Task goal:
In the text on pianist Philip Howard, what did he win in 2003 that brought him wider international recognition?

Text:

= Philip Howard (pianist) =

British musician

Philip Howard (born 1976) is a British-born composer and pianist, at present best known for his performances of music by Morton Feldman and Iannis Xenakis.

Howard studied in London, at the Royal Academy of Music. Taught to the age of 18 by Dr Alexander Abercrombie, his teachers at the RAM were Graeme Humphrey and Michael Finnissy.

His first success came as a composer, when in 1992 he won joint First Prize in the first BBC Young Musician of the Year Lloyds Bank Composer Award.

In 2003 Howard came to wider international recognition after winning First Prize in the Gaudeamus International Interpreters Award, as the first British winner in 35 years.

Ridley Scott's film Prometheus uses on its soundtrack a performance of Chopin's "Raindrop" Prelude recorded by Howard.

Data listing:
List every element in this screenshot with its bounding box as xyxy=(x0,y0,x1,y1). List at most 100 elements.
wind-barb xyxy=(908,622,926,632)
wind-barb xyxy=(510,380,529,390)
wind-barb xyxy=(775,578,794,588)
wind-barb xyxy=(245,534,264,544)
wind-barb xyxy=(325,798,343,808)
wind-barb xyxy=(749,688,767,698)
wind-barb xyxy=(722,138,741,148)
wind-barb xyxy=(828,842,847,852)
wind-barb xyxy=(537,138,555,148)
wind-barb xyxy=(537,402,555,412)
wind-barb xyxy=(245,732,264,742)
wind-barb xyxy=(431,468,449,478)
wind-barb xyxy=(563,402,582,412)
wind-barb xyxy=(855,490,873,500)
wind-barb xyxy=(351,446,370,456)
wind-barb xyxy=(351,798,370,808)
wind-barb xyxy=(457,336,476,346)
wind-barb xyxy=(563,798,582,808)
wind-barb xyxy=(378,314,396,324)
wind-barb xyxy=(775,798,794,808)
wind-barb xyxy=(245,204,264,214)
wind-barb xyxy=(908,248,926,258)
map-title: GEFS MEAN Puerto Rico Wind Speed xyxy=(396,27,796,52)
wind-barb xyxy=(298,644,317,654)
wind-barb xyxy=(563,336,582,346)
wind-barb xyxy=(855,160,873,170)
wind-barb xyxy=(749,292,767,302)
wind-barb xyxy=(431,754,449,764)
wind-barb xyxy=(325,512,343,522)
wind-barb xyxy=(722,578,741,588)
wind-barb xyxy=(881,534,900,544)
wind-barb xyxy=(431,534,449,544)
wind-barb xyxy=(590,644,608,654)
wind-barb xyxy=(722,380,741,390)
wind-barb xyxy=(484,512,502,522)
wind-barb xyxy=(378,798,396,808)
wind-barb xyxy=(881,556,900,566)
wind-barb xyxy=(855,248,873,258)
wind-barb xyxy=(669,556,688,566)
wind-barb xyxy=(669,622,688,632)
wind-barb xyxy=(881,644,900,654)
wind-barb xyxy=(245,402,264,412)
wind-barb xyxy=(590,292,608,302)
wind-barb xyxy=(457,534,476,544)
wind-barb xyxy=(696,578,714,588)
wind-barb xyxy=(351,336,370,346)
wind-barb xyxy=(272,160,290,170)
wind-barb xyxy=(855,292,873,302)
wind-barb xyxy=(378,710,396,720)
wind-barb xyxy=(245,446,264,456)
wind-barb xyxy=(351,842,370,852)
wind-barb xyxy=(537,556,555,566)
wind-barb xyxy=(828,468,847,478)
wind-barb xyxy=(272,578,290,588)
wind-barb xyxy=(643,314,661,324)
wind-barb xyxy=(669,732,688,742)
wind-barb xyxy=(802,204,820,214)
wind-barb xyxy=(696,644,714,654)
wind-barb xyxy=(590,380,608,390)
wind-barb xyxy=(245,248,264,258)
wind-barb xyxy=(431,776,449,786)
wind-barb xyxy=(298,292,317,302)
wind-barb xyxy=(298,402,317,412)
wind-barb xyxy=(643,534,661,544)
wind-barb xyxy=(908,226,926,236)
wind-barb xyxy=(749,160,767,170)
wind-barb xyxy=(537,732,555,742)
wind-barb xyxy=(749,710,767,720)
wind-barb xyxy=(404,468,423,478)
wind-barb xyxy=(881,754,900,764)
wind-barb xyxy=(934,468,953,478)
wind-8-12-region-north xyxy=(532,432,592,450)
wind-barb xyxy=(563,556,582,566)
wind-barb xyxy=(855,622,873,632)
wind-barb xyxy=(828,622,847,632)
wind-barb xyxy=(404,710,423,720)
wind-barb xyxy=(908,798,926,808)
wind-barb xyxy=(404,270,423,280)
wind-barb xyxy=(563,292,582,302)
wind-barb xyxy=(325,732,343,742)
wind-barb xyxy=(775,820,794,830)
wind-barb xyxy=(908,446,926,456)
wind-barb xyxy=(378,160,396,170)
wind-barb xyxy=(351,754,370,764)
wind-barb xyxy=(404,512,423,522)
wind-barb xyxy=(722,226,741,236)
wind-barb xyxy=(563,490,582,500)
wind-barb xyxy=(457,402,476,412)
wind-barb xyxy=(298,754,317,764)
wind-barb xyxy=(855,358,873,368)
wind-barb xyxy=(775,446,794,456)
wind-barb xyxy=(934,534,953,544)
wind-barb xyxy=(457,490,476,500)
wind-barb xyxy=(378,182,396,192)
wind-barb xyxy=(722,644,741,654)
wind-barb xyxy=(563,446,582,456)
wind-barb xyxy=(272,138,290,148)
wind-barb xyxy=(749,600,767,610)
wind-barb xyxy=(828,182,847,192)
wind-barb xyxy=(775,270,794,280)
* * *
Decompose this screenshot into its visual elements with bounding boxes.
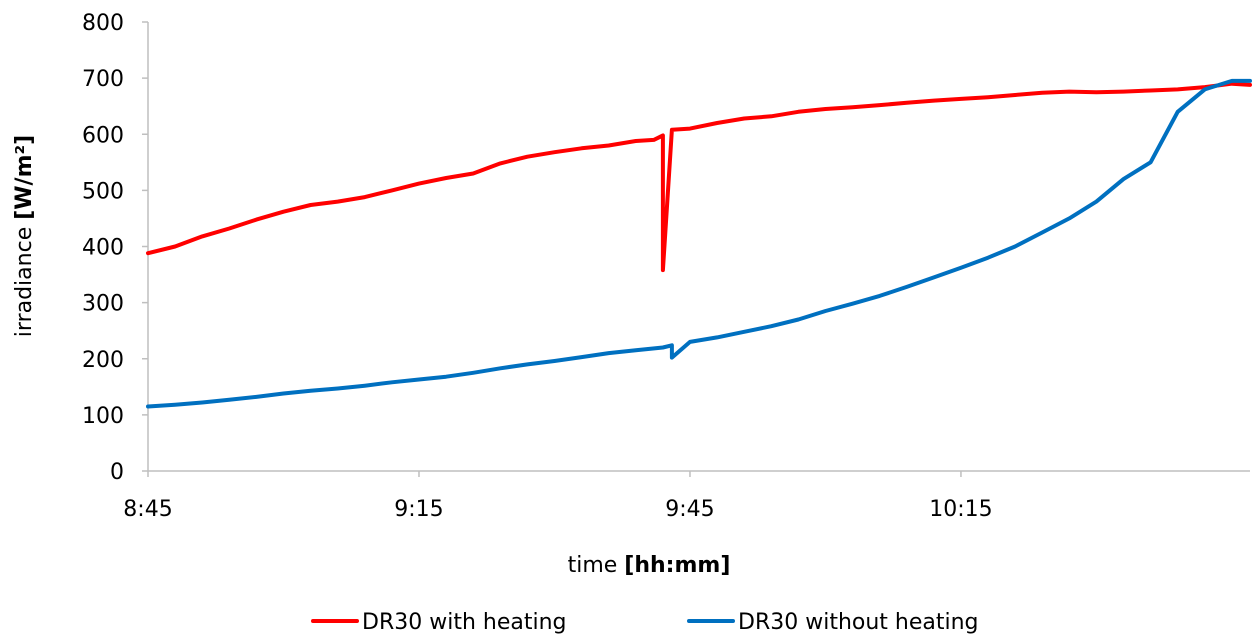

Result of the exercise:
First Prize in the Gaudeamus International Interpreters Award.